__Material__
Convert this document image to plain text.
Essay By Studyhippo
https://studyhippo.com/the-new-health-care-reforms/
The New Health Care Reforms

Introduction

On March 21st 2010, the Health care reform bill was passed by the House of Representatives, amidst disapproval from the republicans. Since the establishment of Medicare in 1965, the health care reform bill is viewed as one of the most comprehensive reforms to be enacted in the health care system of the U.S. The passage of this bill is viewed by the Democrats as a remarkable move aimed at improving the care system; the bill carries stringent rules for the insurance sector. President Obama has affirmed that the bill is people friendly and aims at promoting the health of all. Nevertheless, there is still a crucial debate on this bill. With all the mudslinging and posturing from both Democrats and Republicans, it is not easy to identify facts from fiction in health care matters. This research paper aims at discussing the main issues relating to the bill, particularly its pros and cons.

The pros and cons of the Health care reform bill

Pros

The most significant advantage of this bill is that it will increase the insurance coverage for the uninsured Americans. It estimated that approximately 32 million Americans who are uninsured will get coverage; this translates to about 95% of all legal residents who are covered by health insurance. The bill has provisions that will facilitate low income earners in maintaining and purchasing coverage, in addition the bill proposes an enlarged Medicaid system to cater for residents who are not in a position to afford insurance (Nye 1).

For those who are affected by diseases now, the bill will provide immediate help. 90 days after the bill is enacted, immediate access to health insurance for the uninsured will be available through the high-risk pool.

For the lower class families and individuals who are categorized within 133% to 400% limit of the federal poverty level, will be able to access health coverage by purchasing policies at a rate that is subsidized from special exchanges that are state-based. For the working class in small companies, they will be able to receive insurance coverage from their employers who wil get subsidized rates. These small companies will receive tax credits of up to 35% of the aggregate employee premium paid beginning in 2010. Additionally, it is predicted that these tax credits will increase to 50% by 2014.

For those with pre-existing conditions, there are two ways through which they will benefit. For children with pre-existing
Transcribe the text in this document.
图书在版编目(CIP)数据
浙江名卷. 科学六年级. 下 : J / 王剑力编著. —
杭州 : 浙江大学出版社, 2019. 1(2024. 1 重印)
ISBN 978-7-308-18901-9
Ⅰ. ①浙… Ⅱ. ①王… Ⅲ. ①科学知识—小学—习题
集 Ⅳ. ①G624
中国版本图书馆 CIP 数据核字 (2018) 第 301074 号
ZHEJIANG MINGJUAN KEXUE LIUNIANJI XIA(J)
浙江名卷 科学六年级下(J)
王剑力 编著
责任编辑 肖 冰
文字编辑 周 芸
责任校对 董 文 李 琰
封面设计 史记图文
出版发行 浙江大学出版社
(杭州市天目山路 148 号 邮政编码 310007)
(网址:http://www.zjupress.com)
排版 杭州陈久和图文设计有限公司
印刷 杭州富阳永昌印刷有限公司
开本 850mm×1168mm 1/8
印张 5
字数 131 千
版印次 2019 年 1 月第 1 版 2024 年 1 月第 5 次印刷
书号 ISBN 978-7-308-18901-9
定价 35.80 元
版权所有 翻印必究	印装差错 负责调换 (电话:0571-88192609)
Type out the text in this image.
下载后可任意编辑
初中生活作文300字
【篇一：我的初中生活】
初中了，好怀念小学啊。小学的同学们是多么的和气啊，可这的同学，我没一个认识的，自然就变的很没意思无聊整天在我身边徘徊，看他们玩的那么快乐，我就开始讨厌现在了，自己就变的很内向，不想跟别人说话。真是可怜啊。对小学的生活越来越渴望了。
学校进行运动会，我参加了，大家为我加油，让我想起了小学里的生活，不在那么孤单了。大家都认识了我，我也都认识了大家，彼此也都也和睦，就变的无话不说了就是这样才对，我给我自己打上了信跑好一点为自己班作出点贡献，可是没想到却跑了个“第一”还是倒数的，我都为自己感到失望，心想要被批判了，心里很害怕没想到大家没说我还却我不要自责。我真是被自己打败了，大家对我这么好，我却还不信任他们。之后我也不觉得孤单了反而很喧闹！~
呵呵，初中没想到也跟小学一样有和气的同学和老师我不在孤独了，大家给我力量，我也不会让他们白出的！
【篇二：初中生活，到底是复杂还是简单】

__Work to complete__
Above are the records; copy all of them exactly.

__Correct output__
Convert this document image to plain text.
Essay By Studyhippo
https://studyhippo.com/the-new-health-care-reforms/
The New Health Care Reforms

Introduction

On March 21st 2010, the Health care reform bill was passed by the House of Representatives, amidst disapproval from the republicans. Since the establishment of Medicare in 1965, the health care reform bill is viewed as one of the most comprehensive reforms to be enacted in the health care system of the U.S. The passage of this bill is viewed by the Democrats as a remarkable move aimed at improving the care system; the bill carries stringent rules for the insurance sector. President Obama has affirmed that the bill is people friendly and aims at promoting the health of all. Nevertheless, there is still a crucial debate on this bill. With all the mudslinging and posturing from both Democrats and Republicans, it is not easy to identify facts from fiction in health care matters. This research paper aims at discussing the main issues relating to the bill, particularly its pros and cons.

The pros and cons of the Health care reform bill

Pros

The most significant advantage of this bill is that it will increase the insurance coverage for the uninsured Americans. It estimated that approximately 32 million Americans who are uninsured will get coverage; this translates to about 95% of all legal residents who are covered by health insurance. The bill has provisions that will facilitate low income earners in maintaining and purchasing coverage, in addition the bill proposes an enlarged Medicaid system to cater for residents who are not in a position to afford insurance (Nye 1).

For those who are affected by diseases now, the bill will provide immediate help. 90 days after the bill is enacted, immediate access to health insurance for the uninsured will be available through the high-risk pool.

For the lower class families and individuals who are categorized within 133% to 400% limit of the federal poverty level, will be able to access health coverage by purchasing policies at a rate that is subsidized from special exchanges that are state-based. For the working class in small companies, they will be able to receive insurance coverage from their employers who wil get subsidized rates. These small companies will receive tax credits of up to 35% of the aggregate employee premium paid beginning in 2010. Additionally, it is predicted that these tax credits will increase to 50% by 2014.

For those with pre-existing conditions, there are two ways through which they will benefit. For children with pre-existing
Transcribe the text in this document.
图书在版编目(CIP)数据
浙江名卷. 科学六年级. 下 : J / 王剑力编著. —
杭州 : 浙江大学出版社, 2019. 1(2024. 1 重印)
ISBN 978-7-308-18901-9
Ⅰ. ①浙… Ⅱ. ①王… Ⅲ. ①科学知识—小学—习题
集 Ⅳ. ①G624
中国版本图书馆 CIP 数据核字 (2018) 第 301074 号
ZHEJIANG MINGJUAN KEXUE LIUNIANJI XIA(J)
浙江名卷 科学六年级下(J)
王剑力 编著
责任编辑 肖 冰
文字编辑 周 芸
责任校对 董 文 李 琰
封面设计 史记图文
出版发行 浙江大学出版社
(杭州市天目山路 148 号 邮政编码 310007)
(网址:http://www.zjupress.com)
排版 杭州陈久和图文设计有限公司
印刷 杭州富阳永昌印刷有限公司
开本 850mm×1168mm 1/8
印张 5
字数 131 千
版印次 2019 年 1 月第 1 版 2024 年 1 月第 5 次印刷
书号 ISBN 978-7-308-18901-9
定价 35.80 元
版权所有 翻印必究	印装差错 负责调换 (电话:0571-88192609)
Type out the text in this image.
下载后可任意编辑
初中生活作文300字
【篇一：我的初中生活】
初中了，好怀念小学啊。小学的同学们是多么的和气啊，可这的同学，我没一个认识的，自然就变的很没意思无聊整天在我身边徘徊，看他们玩的那么快乐，我就开始讨厌现在了，自己就变的很内向，不想跟别人说话。真是可怜啊。对小学的生活越来越渴望了。
学校进行运动会，我参加了，大家为我加油，让我想起了小学里的生活，不在那么孤单了。大家都认识了我，我也都认识了大家，彼此也都也和睦，就变的无话不说了就是这样才对，我给我自己打上了信跑好一点为自己班作出点贡献，可是没想到却跑了个“第一”还是倒数的，我都为自己感到失望，心想要被批判了，心里很害怕没想到大家没说我还却我不要自责。我真是被自己打败了，大家对我这么好，我却还不信任他们。之后我也不觉得孤单了反而很喧闹！~
呵呵，初中没想到也跟小学一样有和气的同学和老师我不在孤独了，大家给我力量，我也不会让他们白出的！
【篇二：初中生活，到底是复杂还是简单】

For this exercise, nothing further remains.